Problems:
1. Transcribe the portion of the court opinion that begins with the words containing "Court of Appeals" and ends with "Zell, for appellee.".
2. According to the court opinion, what items did the perpetrators steal from the victims?

Quoted passage:
★ ★ ★ ★ ★

Court of Appeals of Georgia

July 8, 2015

THE STATE
v.
REYNOLDS

Effective assistance of counsel. Fulton Superior Court. Before Judge Newkirk.

Paul L. Howard, Jr., District Attorney, Arthur C. Walton, Assistant District Attorney, for appellant.

Zell & Zell, Rodney S. Zell, for appellee.

DILLARD, Judge. Ellington, P. J., and McFadden, J., concur.

OPINION

Dillard, Judge.

A jury convicted Shareef Reynolds of two counts of aggravated assault, two counts of false imprisonment, armed robbery, burglary, theft by taking, possession of a firearm during the commission of a felony, possession of marijuana less than one ounce, and possession of a firearm by a convicted felon. Thereafter, Reynolds retained new counsel and filed a motion for a new trial, which the trial court granted because it found that he received ineffective assistance of counsel when his trial counsel intentionally elicited testimony about his prior drug convictions. The State appeals, arguing that the trial court erred in granting Reynolds a new trial because his counsel's decision to present evidence of his prior convictions was in furtherance of a reasonable trial strategy. We

Page 188

agree, and for the reasons set forth infra, reverse.

In the case sub judice, the evidence shows that on July 20, 2007 at around 3:00 a.m., the victims, two female roommates, were asleep in an upstairs bedroom of their home when two men kicked in the balcony door to the bedroom, pointed guns at them, demanded money, and told the victims to give them " everything that [they] had." Then, one of the perpetrators pointed a gun at a victim and asked where she kept her money. The victim grabbed the gun, but the assailant pulled it back and struck her in the face with it. At some point, a third man--later identified as Reynolds--arrived and held the victims at gunpoint while the other men ransacked the home. And when one of the victims began praying out loud, Reynolds told her that " he was trying to make this a robbery, don't make it into a homicide." In the end, the perpetrators stole several items from the victims, including an Xbox, a computer, clothes, a necklace, $800 in cash, and a car. Immediately after the perpetrators left, the victims called 911 to report the robbery. A few minutes later, a police officer arrived, and the victims provided him with a detailed description of their attackers.

★ ★ ★ ★ ★

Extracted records
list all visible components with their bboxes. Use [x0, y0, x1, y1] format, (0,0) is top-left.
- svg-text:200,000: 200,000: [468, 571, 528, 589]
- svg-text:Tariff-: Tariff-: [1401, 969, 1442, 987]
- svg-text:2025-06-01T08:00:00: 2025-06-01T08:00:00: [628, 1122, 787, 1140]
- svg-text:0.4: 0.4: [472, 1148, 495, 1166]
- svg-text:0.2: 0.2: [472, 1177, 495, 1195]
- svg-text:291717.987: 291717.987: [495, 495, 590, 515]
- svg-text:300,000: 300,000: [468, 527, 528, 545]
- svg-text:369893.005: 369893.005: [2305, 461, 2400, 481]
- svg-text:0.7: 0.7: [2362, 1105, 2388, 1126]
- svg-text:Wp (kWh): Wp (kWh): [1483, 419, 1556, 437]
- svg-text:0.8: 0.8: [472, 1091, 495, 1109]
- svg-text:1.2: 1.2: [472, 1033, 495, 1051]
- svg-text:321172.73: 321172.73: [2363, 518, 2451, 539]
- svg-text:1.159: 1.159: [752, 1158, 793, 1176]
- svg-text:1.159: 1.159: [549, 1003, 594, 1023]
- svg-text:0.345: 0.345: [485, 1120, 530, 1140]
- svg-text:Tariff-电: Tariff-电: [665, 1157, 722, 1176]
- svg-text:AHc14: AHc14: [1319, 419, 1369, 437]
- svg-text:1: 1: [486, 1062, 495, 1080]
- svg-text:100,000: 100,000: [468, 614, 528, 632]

★ ★ ★ ★ ★

The replies:
1.
Court of Appeals of Georgia

July 8, 2015

THE STATE
v.
REYNOLDS

Effective assistance of counsel. Fulton Superior Court. Before Judge Newkirk.

Paul L. Howard, Jr., District Attorney, Arthur C. Walton, Assistant District Attorney, for appellant.

Zell & Zell, Rodney S. Zell, for appellee.

2.
- An Xbox
- A computer
- Clothes
- A necklace
- $800 in cash
- A car